## Instruction
Transcribe the records exactly. Pictures do not belong in the transcription.

## Records for this exercise

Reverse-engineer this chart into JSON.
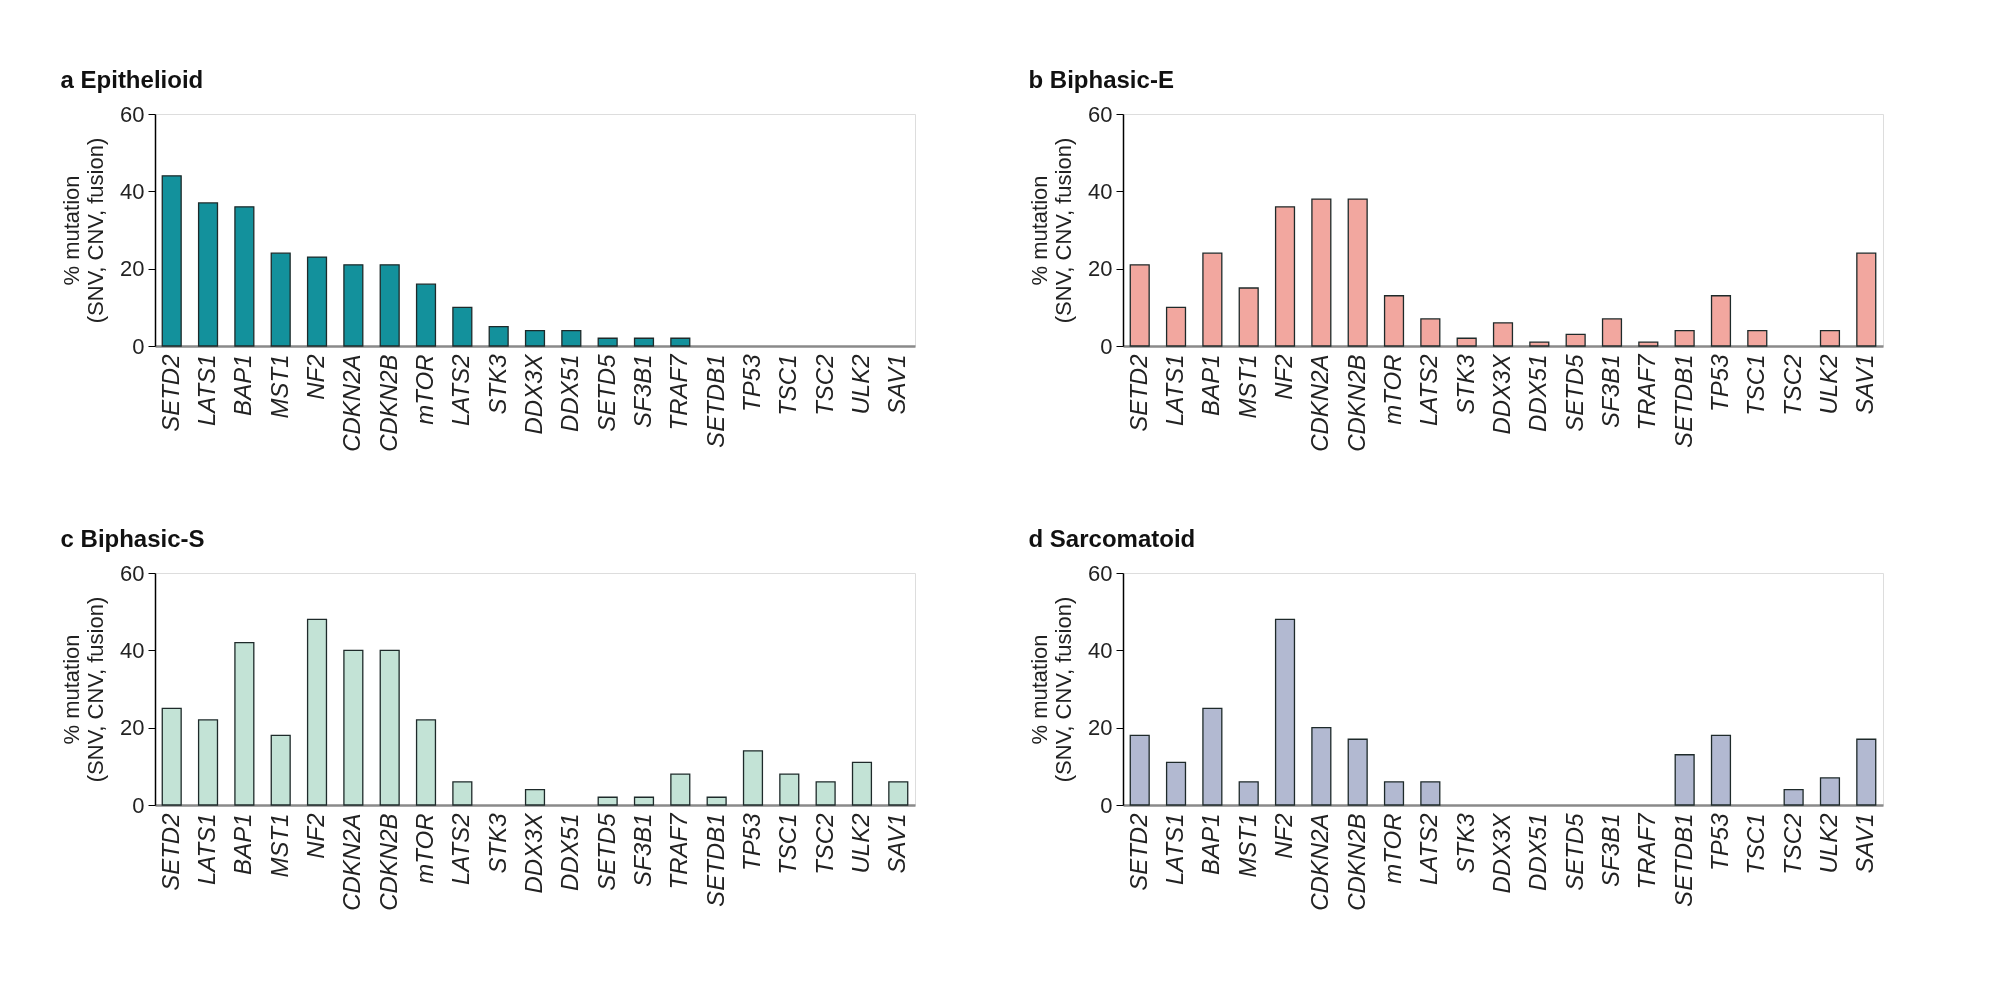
{
  "chart_data": [
    {
      "type": "bar",
      "title": "a Epithelioid",
      "ylabel": "% mutation\n(SNV, CNV, fusion)",
      "categories": [
        "SETD2",
        "LATS1",
        "BAP1",
        "MST1",
        "NF2",
        "CDKN2A",
        "CDKN2B",
        "mTOR",
        "LATS2",
        "STK3",
        "DDX3X",
        "DDX51",
        "SETD5",
        "SF3B1",
        "TRAF7",
        "SETDB1",
        "TP53",
        "TSC1",
        "TSC2",
        "ULK2",
        "SAV1"
      ],
      "values": [
        44,
        37,
        36,
        24,
        23,
        21,
        21,
        16,
        10,
        5,
        4,
        4,
        2,
        2,
        2,
        0,
        0,
        0,
        0,
        0,
        0
      ],
      "color": "#13919c",
      "ylim": [
        0,
        60
      ],
      "yticks": [
        0,
        20,
        40,
        60
      ]
    },
    {
      "type": "bar",
      "title": "b Biphasic-E",
      "ylabel": "% mutation\n(SNV, CNV, fusion)",
      "categories": [
        "SETD2",
        "LATS1",
        "BAP1",
        "MST1",
        "NF2",
        "CDKN2A",
        "CDKN2B",
        "mTOR",
        "LATS2",
        "STK3",
        "DDX3X",
        "DDX51",
        "SETD5",
        "SF3B1",
        "TRAF7",
        "SETDB1",
        "TP53",
        "TSC1",
        "TSC2",
        "ULK2",
        "SAV1"
      ],
      "values": [
        21,
        10,
        24,
        15,
        36,
        38,
        38,
        13,
        7,
        2,
        6,
        1,
        3,
        7,
        1,
        4,
        13,
        4,
        0,
        4,
        24
      ],
      "color": "#f2a79f",
      "ylim": [
        0,
        60
      ],
      "yticks": [
        0,
        20,
        40,
        60
      ]
    },
    {
      "type": "bar",
      "title": "c Biphasic-S",
      "ylabel": "% mutation\n(SNV, CNV, fusion)",
      "categories": [
        "SETD2",
        "LATS1",
        "BAP1",
        "MST1",
        "NF2",
        "CDKN2A",
        "CDKN2B",
        "mTOR",
        "LATS2",
        "STK3",
        "DDX3X",
        "DDX51",
        "SETD5",
        "SF3B1",
        "TRAF7",
        "SETDB1",
        "TP53",
        "TSC1",
        "TSC2",
        "ULK2",
        "SAV1"
      ],
      "values": [
        25,
        22,
        42,
        18,
        48,
        40,
        40,
        22,
        6,
        0,
        4,
        0,
        2,
        2,
        8,
        2,
        14,
        8,
        6,
        11,
        6
      ],
      "color": "#c3e3d6",
      "ylim": [
        0,
        60
      ],
      "yticks": [
        0,
        20,
        40,
        60
      ]
    },
    {
      "type": "bar",
      "title": "d Sarcomatoid",
      "ylabel": "% mutation\n(SNV, CNV, fusion)",
      "categories": [
        "SETD2",
        "LATS1",
        "BAP1",
        "MST1",
        "NF2",
        "CDKN2A",
        "CDKN2B",
        "mTOR",
        "LATS2",
        "STK3",
        "DDX3X",
        "DDX51",
        "SETD5",
        "SF3B1",
        "TRAF7",
        "SETDB1",
        "TP53",
        "TSC1",
        "TSC2",
        "ULK2",
        "SAV1"
      ],
      "values": [
        18,
        11,
        25,
        6,
        48,
        20,
        17,
        6,
        6,
        0,
        0,
        0,
        0,
        0,
        0,
        13,
        18,
        0,
        4,
        7,
        17
      ],
      "color": "#b2b9d1",
      "ylim": [
        0,
        60
      ],
      "yticks": [
        0,
        20,
        40,
        60
      ]
    }
  ]
}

## Solution to this problem
Reverse-engineer this chart into JSON.
{
  "chart_data": [
    {
      "type": "bar",
      "title": "a Epithelioid",
      "ylabel": "% mutation\n(SNV, CNV, fusion)",
      "categories": [
        "SETD2",
        "LATS1",
        "BAP1",
        "MST1",
        "NF2",
        "CDKN2A",
        "CDKN2B",
        "mTOR",
        "LATS2",
        "STK3",
        "DDX3X",
        "DDX51",
        "SETD5",
        "SF3B1",
        "TRAF7",
        "SETDB1",
        "TP53",
        "TSC1",
        "TSC2",
        "ULK2",
        "SAV1"
      ],
      "values": [
        44,
        37,
        36,
        24,
        23,
        21,
        21,
        16,
        10,
        5,
        4,
        4,
        2,
        2,
        2,
        0,
        0,
        0,
        0,
        0,
        0
      ],
      "color": "#13919c",
      "ylim": [
        0,
        60
      ],
      "yticks": [
        0,
        20,
        40,
        60
      ]
    },
    {
      "type": "bar",
      "title": "b Biphasic-E",
      "ylabel": "% mutation\n(SNV, CNV, fusion)",
      "categories": [
        "SETD2",
        "LATS1",
        "BAP1",
        "MST1",
        "NF2",
        "CDKN2A",
        "CDKN2B",
        "mTOR",
        "LATS2",
        "STK3",
        "DDX3X",
        "DDX51",
        "SETD5",
        "SF3B1",
        "TRAF7",
        "SETDB1",
        "TP53",
        "TSC1",
        "TSC2",
        "ULK2",
        "SAV1"
      ],
      "values": [
        21,
        10,
        24,
        15,
        36,
        38,
        38,
        13,
        7,
        2,
        6,
        1,
        3,
        7,
        1,
        4,
        13,
        4,
        0,
        4,
        24
      ],
      "color": "#f2a79f",
      "ylim": [
        0,
        60
      ],
      "yticks": [
        0,
        20,
        40,
        60
      ]
    },
    {
      "type": "bar",
      "title": "c Biphasic-S",
      "ylabel": "% mutation\n(SNV, CNV, fusion)",
      "categories": [
        "SETD2",
        "LATS1",
        "BAP1",
        "MST1",
        "NF2",
        "CDKN2A",
        "CDKN2B",
        "mTOR",
        "LATS2",
        "STK3",
        "DDX3X",
        "DDX51",
        "SETD5",
        "SF3B1",
        "TRAF7",
        "SETDB1",
        "TP53",
        "TSC1",
        "TSC2",
        "ULK2",
        "SAV1"
      ],
      "values": [
        25,
        22,
        42,
        18,
        48,
        40,
        40,
        22,
        6,
        0,
        4,
        0,
        2,
        2,
        8,
        2,
        14,
        8,
        6,
        11,
        6
      ],
      "color": "#c3e3d6",
      "ylim": [
        0,
        60
      ],
      "yticks": [
        0,
        20,
        40,
        60
      ]
    },
    {
      "type": "bar",
      "title": "d Sarcomatoid",
      "ylabel": "% mutation\n(SNV, CNV, fusion)",
      "categories": [
        "SETD2",
        "LATS1",
        "BAP1",
        "MST1",
        "NF2",
        "CDKN2A",
        "CDKN2B",
        "mTOR",
        "LATS2",
        "STK3",
        "DDX3X",
        "DDX51",
        "SETD5",
        "SF3B1",
        "TRAF7",
        "SETDB1",
        "TP53",
        "TSC1",
        "TSC2",
        "ULK2",
        "SAV1"
      ],
      "values": [
        18,
        11,
        25,
        6,
        48,
        20,
        17,
        6,
        6,
        0,
        0,
        0,
        0,
        0,
        0,
        13,
        18,
        0,
        4,
        7,
        17
      ],
      "color": "#b2b9d1",
      "ylim": [
        0,
        60
      ],
      "yticks": [
        0,
        20,
        40,
        60
      ]
    }
  ]
}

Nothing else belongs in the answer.